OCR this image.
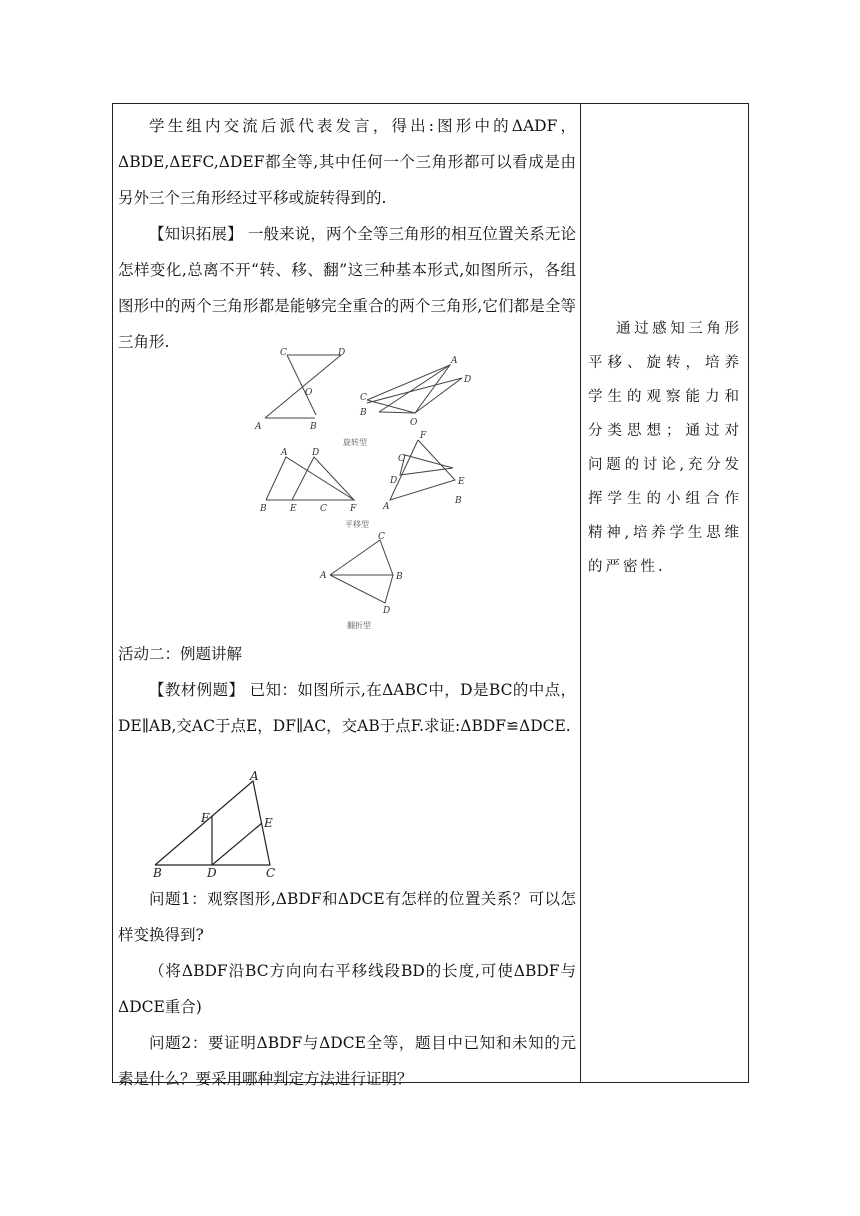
学生组内交流后派代表发言，得出:图形中的ΔADF，ΔBDE,ΔEFC,ΔDEF都全等,其中任何一个三角形都可以看成是由另外三个三角形经过平移或旋转得到的.

【知识拓展】 一般来说，两个全等三角形的相互位置关系无论怎样变化,总离不开“转、移、翻”这三种基本形式,如图所示，各组图形中的两个三角形都是能够完全重合的两个三角形,它们都是全等三角形.

C	D
O
A	B
A
D
C
B
O
A	D
B	E	C	F
F
C
D	E
B
A
C
A	B
D
旋转型
平移型
翻折型

活动二：例题讲解

【教材例题】 已知：如图所示,在ΔABC中，D是BC的中点，DE∥AB,交AC于点E，DF∥AC，交AB于点F.求证:ΔBDF≌ΔDCE.

A
F	E
B	D	C

问题1：观察图形,ΔBDF和ΔDCE有怎样的位置关系？可以怎样变换得到?

（将ΔBDF沿BC方向向右平移线段BD的长度,可使ΔBDF与ΔDCE重合)

问题2：要证明ΔBDF与ΔDCE全等，题目中已知和未知的元素是什么？要采用哪种判定方法进行证明？

通过感知三角形平移、旋转，培养学生的观察能力和分类思想；通过对问题的讨论,充分发挥学生的小组合作精神,培养学生思维的严密性.
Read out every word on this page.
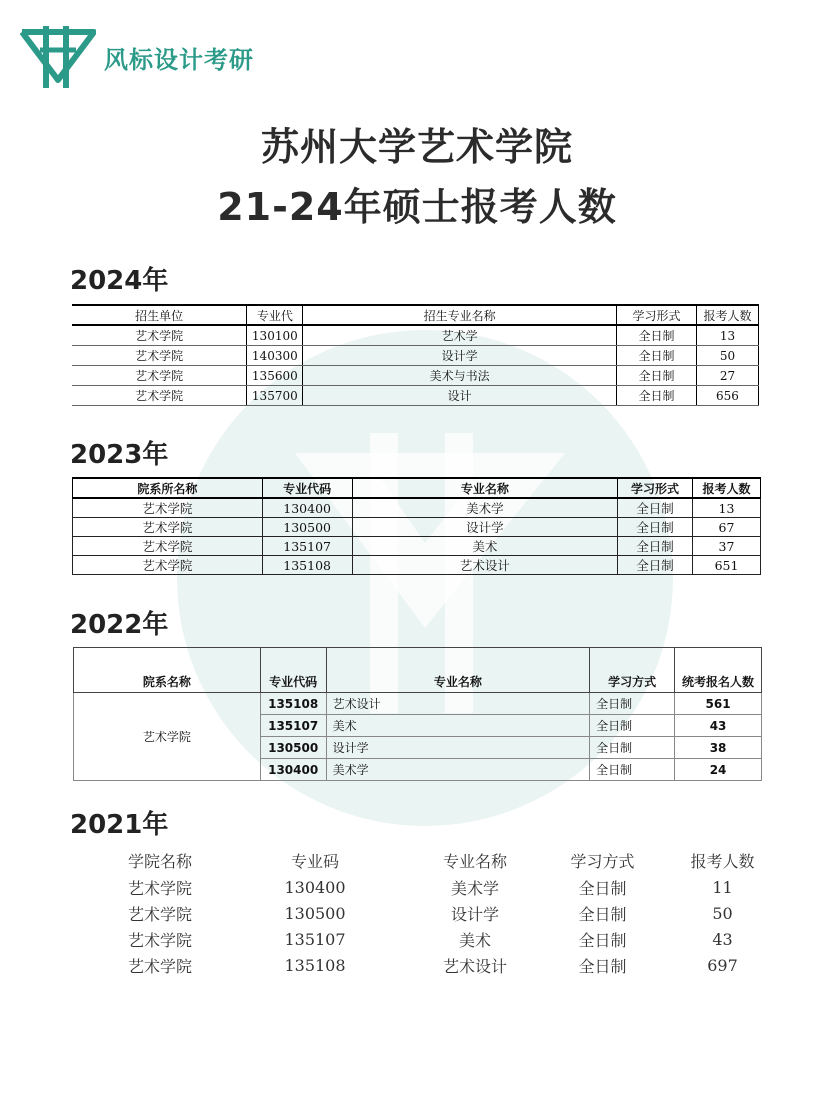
风标设计考研
苏州大学艺术学院
21-24年硕士报考人数
2024年
招生单位	专业代	招生专业名称	学习形式	报考人数
艺术学院	130100	艺术学	全日制	13
艺术学院	140300	设计学	全日制	50
艺术学院	135600	美术与书法	全日制	27
艺术学院	135700	设计	全日制	656
2023年
院系所名称	专业代码	专业名称	学习形式	报考人数
艺术学院	130400	美术学	全日制	13
艺术学院	130500	设计学	全日制	67
艺术学院	135107	美术	全日制	37
艺术学院	135108	艺术设计	全日制	651
2022年
院系名称	专业代码	专业名称	学习方式	统考报名人数
艺术学院	135108	艺术设计	全日制	561
	135107	美术	全日制	43
	130500	设计学	全日制	38
	130400	美术学	全日制	24
2021年
学院名称	专业码	专业名称	学习方式	报考人数
艺术学院	130400	美术学	全日制	11
艺术学院	130500	设计学	全日制	50
艺术学院	135107	美术	全日制	43
艺术学院	135108	艺术设计	全日制	697
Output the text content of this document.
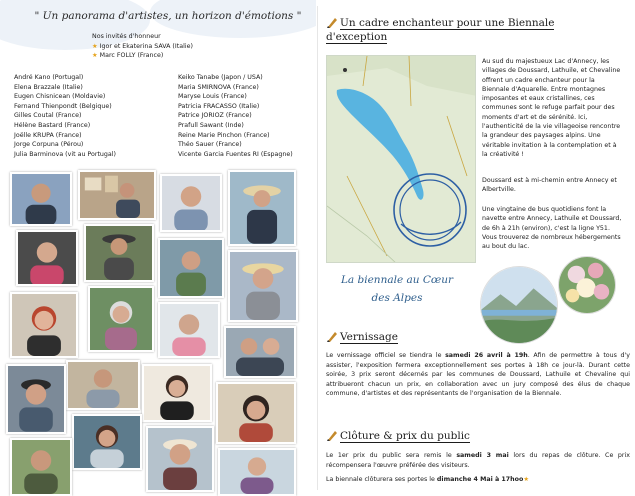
" Un panorama d'artistes, un horizon d'émotions "
Nos invités d'honneur
★ Igor et Ekaterina SAVA (Italie)
★ Marc FOLLY (France)
André Kano (Portugal)
Elena Brazzale (Italie)
Eugen Chisnicean (Moldavie)
Fernand Thienpondt (Belgique)
Gilles Coutal (France)
Hélène Bastard (France)
Joëlle KRUPA (France)
Jorge Corpuna (Pérou)
Julia Barminova (vit au Portugal)
Keiko Tanabe (Japon / USA)
Maria SMIRNOVA (France)
Maryse Louis (France)
Patricia FRACASSO (Italie)
Patrice JORIOZ (France)
Prafull Sawant (Inde)
Reine Marie Pinchon (France)
Théo Sauer (France)
Vicente Garcia Fuentes RI (Espagne)
Un cadre enchanteur pour une Biennale
d'exception
Au sud du majestueux Lac d'Annecy, les
villages de Doussard, Lathuile, et Chevaline
offrent un cadre enchanteur pour la
Biennale d'Aquarelle. Entre montagnes
imposantes et eaux cristallines, ces
communes sont le refuge parfait pour des
moments d'art et de sérénité. Ici,
l'authenticité de la vie villageoise rencontre
la grandeur des paysages alpins. Une
véritable invitation à la contemplation et à
la créativité !
Doussard est à mi-chemin entre Annecy et
Albertville.
Une vingtaine de bus quotidiens font la
navette entre Annecy, Lathuile et Doussard,
de 6h à 21h (environ), c'est la ligne Y51.
Vous trouverez de nombreux hébergements
au bout du lac.
La biennale au Cœur
des Alpes
Vernissage
Le vernissage officiel se tiendra le samedi 26 avril à 19h. Afin de permettre à tous d'y assister, l'exposition fermera exceptionnellement ses portes à 18h ce jour-là. Durant cette soirée, 3 prix seront décernés par les communes de Doussard, Lathuile et Chevaline qui attribueront chacun un prix, en collaboration avec un jury composé des élus de chaque commune, d'artistes et des représentants de l'organisation de la Biennale.
Clôture & prix du public
Le 1er prix du public sera remis le samedi 3 mai lors du repas de clôture. Ce prix récompensera l'œuvre préférée des visiteurs.
La biennale clôturera ses portes le dimanche 4 Mai à 17hoo★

- [EXERCISE DETAILS]: Strip out the pictures and quote the remaining data word for word.

- [EXERCISE RESPONSE]:
OCR this image.
学生组内交流后派代表发言，得出:图形中的ΔADF，ΔBDE,ΔEFC,ΔDEF都全等,其中任何一个三角形都可以看成是由另外三个三角形经过平移或旋转得到的.

【知识拓展】 一般来说，两个全等三角形的相互位置关系无论怎样变化,总离不开“转、移、翻”这三种基本形式,如图所示，各组图形中的两个三角形都是能够完全重合的两个三角形,它们都是全等三角形.

C	D
O
A	B
A
D
C
B
O
A	D
B	E	C	F
F
C
D	E
B
A
C
A	B
D
旋转型
平移型
翻折型

活动二：例题讲解

【教材例题】 已知：如图所示,在ΔABC中，D是BC的中点，DE∥AB,交AC于点E，DF∥AC，交AB于点F.求证:ΔBDF≌ΔDCE.

A
F	E
B	D	C

问题1：观察图形,ΔBDF和ΔDCE有怎样的位置关系？可以怎样变换得到?

（将ΔBDF沿BC方向向右平移线段BD的长度,可使ΔBDF与ΔDCE重合)

问题2：要证明ΔBDF与ΔDCE全等，题目中已知和未知的元素是什么？要采用哪种判定方法进行证明？

通过感知三角形平移、旋转，培养学生的观察能力和分类思想；通过对问题的讨论,充分发挥学生的小组合作精神,培养学生思维的严密性.
Read out every word on this page.
风标设计考研
苏州大学艺术学院
21-24年硕士报考人数
2024年
招生单位	专业代	招生专业名称	学习形式	报考人数
艺术学院	130100	艺术学	全日制	13
艺术学院	140300	设计学	全日制	50
艺术学院	135600	美术与书法	全日制	27
艺术学院	135700	设计	全日制	656
2023年
院系所名称	专业代码	专业名称	学习形式	报考人数
艺术学院	130400	美术学	全日制	13
艺术学院	130500	设计学	全日制	67
艺术学院	135107	美术	全日制	37
艺术学院	135108	艺术设计	全日制	651
2022年
院系名称	专业代码	专业名称	学习方式	统考报名人数
艺术学院	135108	艺术设计	全日制	561
	135107	美术	全日制	43
	130500	设计学	全日制	38
	130400	美术学	全日制	24
2021年
学院名称	专业码	专业名称	学习方式	报考人数
艺术学院	130400	美术学	全日制	11
艺术学院	130500	设计学	全日制	50
艺术学院	135107	美术	全日制	43
艺术学院	135108	艺术设计	全日制	697
Output the text content of this document.
" Un panorama d'artistes, un horizon d'émotions "
Nos invités d'honneur
★ Igor et Ekaterina SAVA (Italie)
★ Marc FOLLY (France)
André Kano (Portugal)
Elena Brazzale (Italie)
Eugen Chisnicean (Moldavie)
Fernand Thienpondt (Belgique)
Gilles Coutal (France)
Hélène Bastard (France)
Joëlle KRUPA (France)
Jorge Corpuna (Pérou)
Julia Barminova (vit au Portugal)
Keiko Tanabe (Japon / USA)
Maria SMIRNOVA (France)
Maryse Louis (France)
Patricia FRACASSO (Italie)
Patrice JORIOZ (France)
Prafull Sawant (Inde)
Reine Marie Pinchon (France)
Théo Sauer (France)
Vicente Garcia Fuentes RI (Espagne)
Un cadre enchanteur pour une Biennale
d'exception
Au sud du majestueux Lac d'Annecy, les
villages de Doussard, Lathuile, et Chevaline
offrent un cadre enchanteur pour la
Biennale d'Aquarelle. Entre montagnes
imposantes et eaux cristallines, ces
communes sont le refuge parfait pour des
moments d'art et de sérénité. Ici,
l'authenticité de la vie villageoise rencontre
la grandeur des paysages alpins. Une
véritable invitation à la contemplation et à
la créativité !
Doussard est à mi-chemin entre Annecy et
Albertville.
Une vingtaine de bus quotidiens font la
navette entre Annecy, Lathuile et Doussard,
de 6h à 21h (environ), c'est la ligne Y51.
Vous trouverez de nombreux hébergements
au bout du lac.
La biennale au Cœur
des Alpes
Vernissage
Le vernissage officiel se tiendra le samedi 26 avril à 19h. Afin de permettre à tous d'y assister, l'exposition fermera exceptionnellement ses portes à 18h ce jour-là. Durant cette soirée, 3 prix seront décernés par les communes de Doussard, Lathuile et Chevaline qui attribueront chacun un prix, en collaboration avec un jury composé des élus de chaque commune, d'artistes et des représentants de l'organisation de la Biennale.
Clôture & prix du public
Le 1er prix du public sera remis le samedi 3 mai lors du repas de clôture. Ce prix récompensera l'œuvre préférée des visiteurs.
La biennale clôturera ses portes le dimanche 4 Mai à 17hoo★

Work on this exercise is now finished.